_STATED EXERCISE_
Identify and pull out each line of the entries in which "this" occurs.

_DATA RECORDS_
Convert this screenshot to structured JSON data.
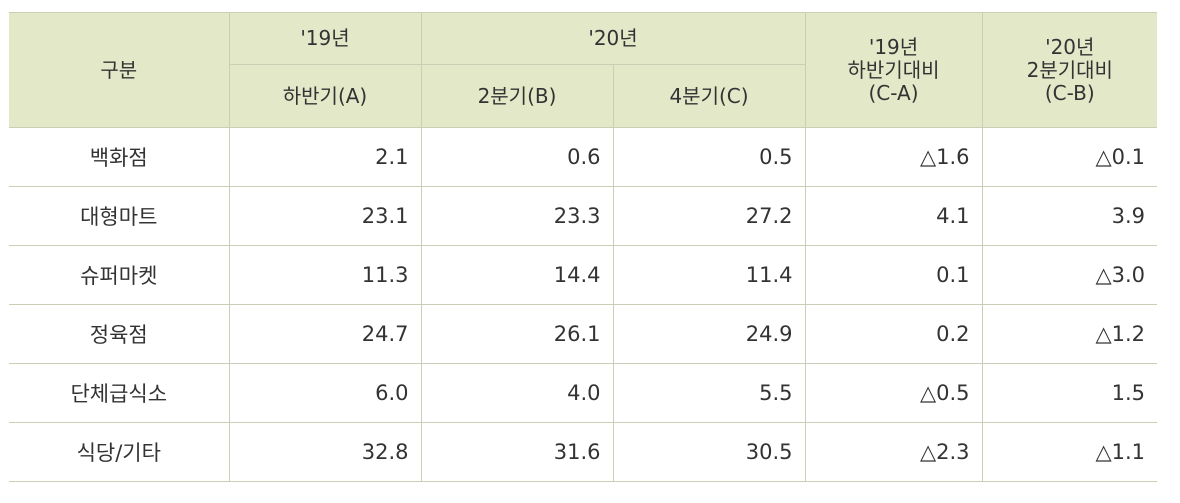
{
  "header": {
    "category": "구분",
    "y19": "'19년",
    "y20": "'20년",
    "diff19": "'19년\n하반기대비\n(C-A)",
    "diff20": "'20년\n2분기대비\n(C-B)",
    "h2_2019": "하반기(A)",
    "q2_2020": "2분기(B)",
    "q4_2020": "4분기(C)"
  },
  "rows": [
    {
      "category": "백화점",
      "a": "2.1",
      "b": "0.6",
      "c": "0.5",
      "ca": "△1.6",
      "cb": "△0.1"
    },
    {
      "category": "대형마트",
      "a": "23.1",
      "b": "23.3",
      "c": "27.2",
      "ca": "4.1",
      "cb": "3.9"
    },
    {
      "category": "슈퍼마켓",
      "a": "11.3",
      "b": "14.4",
      "c": "11.4",
      "ca": "0.1",
      "cb": "△3.0"
    },
    {
      "category": "정육점",
      "a": "24.7",
      "b": "26.1",
      "c": "24.9",
      "ca": "0.2",
      "cb": "△1.2"
    },
    {
      "category": "단체급식소",
      "a": "6.0",
      "b": "4.0",
      "c": "5.5",
      "ca": "△0.5",
      "cb": "1.5"
    },
    {
      "category": "식당/기타",
      "a": "32.8",
      "b": "31.6",
      "c": "30.5",
      "ca": "△2.3",
      "cb": "△1.1"
    }
  ]
}
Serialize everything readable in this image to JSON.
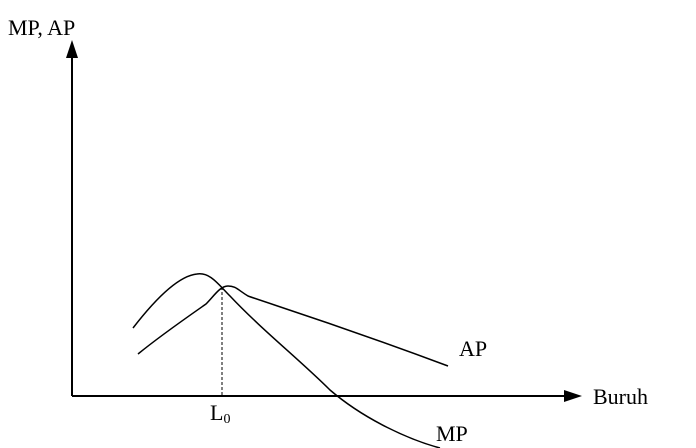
{
  "axes": {
    "y_label": "MP, AP",
    "x_label": "Buruh"
  },
  "curves": {
    "ap_label": "AP",
    "mp_label": "MP"
  },
  "marker": {
    "base": "L",
    "subscript": "0"
  }
}
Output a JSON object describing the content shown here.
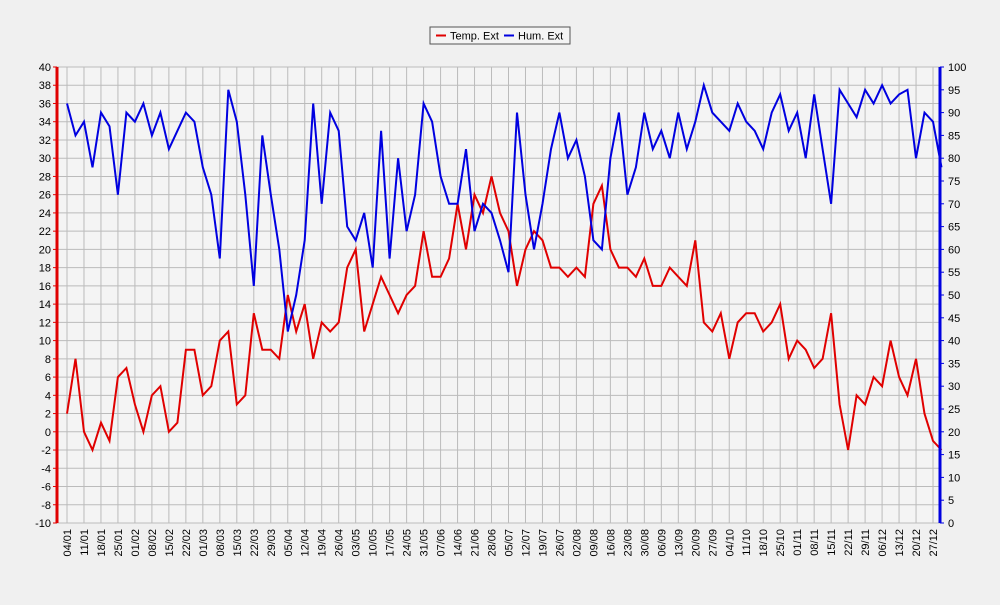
{
  "chart_data": {
    "type": "line",
    "categories": [
      "04/01",
      null,
      "11/01",
      null,
      "18/01",
      null,
      "25/01",
      null,
      "01/02",
      null,
      "08/02",
      null,
      "15/02",
      null,
      "22/02",
      null,
      "01/03",
      null,
      "08/03",
      null,
      "15/03",
      null,
      "22/03",
      null,
      "29/03",
      null,
      "05/04",
      null,
      "12/04",
      null,
      "19/04",
      null,
      "26/04",
      null,
      "03/05",
      null,
      "10/05",
      null,
      "17/05",
      null,
      "24/05",
      null,
      "31/05",
      null,
      "07/06",
      null,
      "14/06",
      null,
      "21/06",
      null,
      "28/06",
      null,
      "05/07",
      null,
      "12/07",
      null,
      "19/07",
      null,
      "26/07",
      null,
      "02/08",
      null,
      "09/08",
      null,
      "16/08",
      null,
      "23/08",
      null,
      "30/08",
      null,
      "06/09",
      null,
      "13/09",
      null,
      "20/09",
      null,
      "27/09",
      null,
      "04/10",
      null,
      "11/10",
      null,
      "18/10",
      null,
      "25/10",
      null,
      "01/11",
      null,
      "08/11",
      null,
      "15/11",
      null,
      "22/11",
      null,
      "29/11",
      null,
      "06/12",
      null,
      "13/12",
      null,
      "20/12",
      null,
      "27/12",
      null
    ],
    "series": [
      {
        "name": "Temp. Ext",
        "color": "#e00000",
        "values": [
          2,
          8,
          0,
          -2,
          1,
          -1,
          6,
          7,
          3,
          0,
          4,
          5,
          0,
          1,
          9,
          9,
          4,
          5,
          10,
          11,
          3,
          4,
          13,
          9,
          9,
          8,
          15,
          11,
          14,
          8,
          12,
          11,
          12,
          18,
          20,
          11,
          14,
          17,
          15,
          13,
          15,
          16,
          22,
          17,
          17,
          19,
          25,
          20,
          26,
          24,
          28,
          24,
          22,
          16,
          20,
          22,
          21,
          18,
          18,
          17,
          18,
          17,
          25,
          27,
          20,
          18,
          18,
          17,
          19,
          16,
          16,
          18,
          17,
          16,
          21,
          12,
          11,
          13,
          8,
          12,
          13,
          13,
          11,
          12,
          14,
          8,
          10,
          9,
          7,
          8,
          13,
          3,
          -2,
          4,
          3,
          6,
          5,
          10,
          6,
          4,
          8,
          2,
          -1,
          -2
        ]
      },
      {
        "name": "Hum. Ext",
        "color": "#0000e0",
        "axis": "y2",
        "values": [
          92,
          85,
          88,
          78,
          90,
          87,
          72,
          90,
          88,
          92,
          85,
          90,
          82,
          86,
          90,
          88,
          78,
          72,
          58,
          95,
          88,
          72,
          52,
          85,
          72,
          60,
          42,
          50,
          62,
          92,
          70,
          90,
          86,
          65,
          62,
          68,
          56,
          86,
          58,
          80,
          64,
          72,
          92,
          88,
          76,
          70,
          70,
          82,
          64,
          70,
          68,
          62,
          55,
          90,
          72,
          60,
          70,
          82,
          90,
          80,
          84,
          76,
          62,
          60,
          80,
          90,
          72,
          78,
          90,
          82,
          86,
          80,
          90,
          82,
          88,
          96,
          90,
          88,
          86,
          92,
          88,
          86,
          82,
          90,
          94,
          86,
          90,
          80,
          94,
          82,
          70,
          95,
          92,
          89,
          95,
          92,
          96,
          92,
          94,
          95,
          80,
          90,
          88,
          78
        ]
      }
    ],
    "ylim": [
      -10,
      40
    ],
    "yticks": [
      -10,
      -8,
      -6,
      -4,
      -2,
      0,
      2,
      4,
      6,
      8,
      10,
      12,
      14,
      16,
      18,
      20,
      22,
      24,
      26,
      28,
      30,
      32,
      34,
      36,
      38,
      40
    ],
    "y2lim": [
      0,
      100
    ],
    "y2ticks": [
      0,
      5,
      10,
      15,
      20,
      25,
      30,
      35,
      40,
      45,
      50,
      55,
      60,
      65,
      70,
      75,
      80,
      85,
      90,
      95,
      100
    ],
    "grid": true,
    "legend": "top"
  }
}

_COMPLETE ANSWER_
Convert this screenshot to structured JSON data.
Serialize everything readable in this image to JSON.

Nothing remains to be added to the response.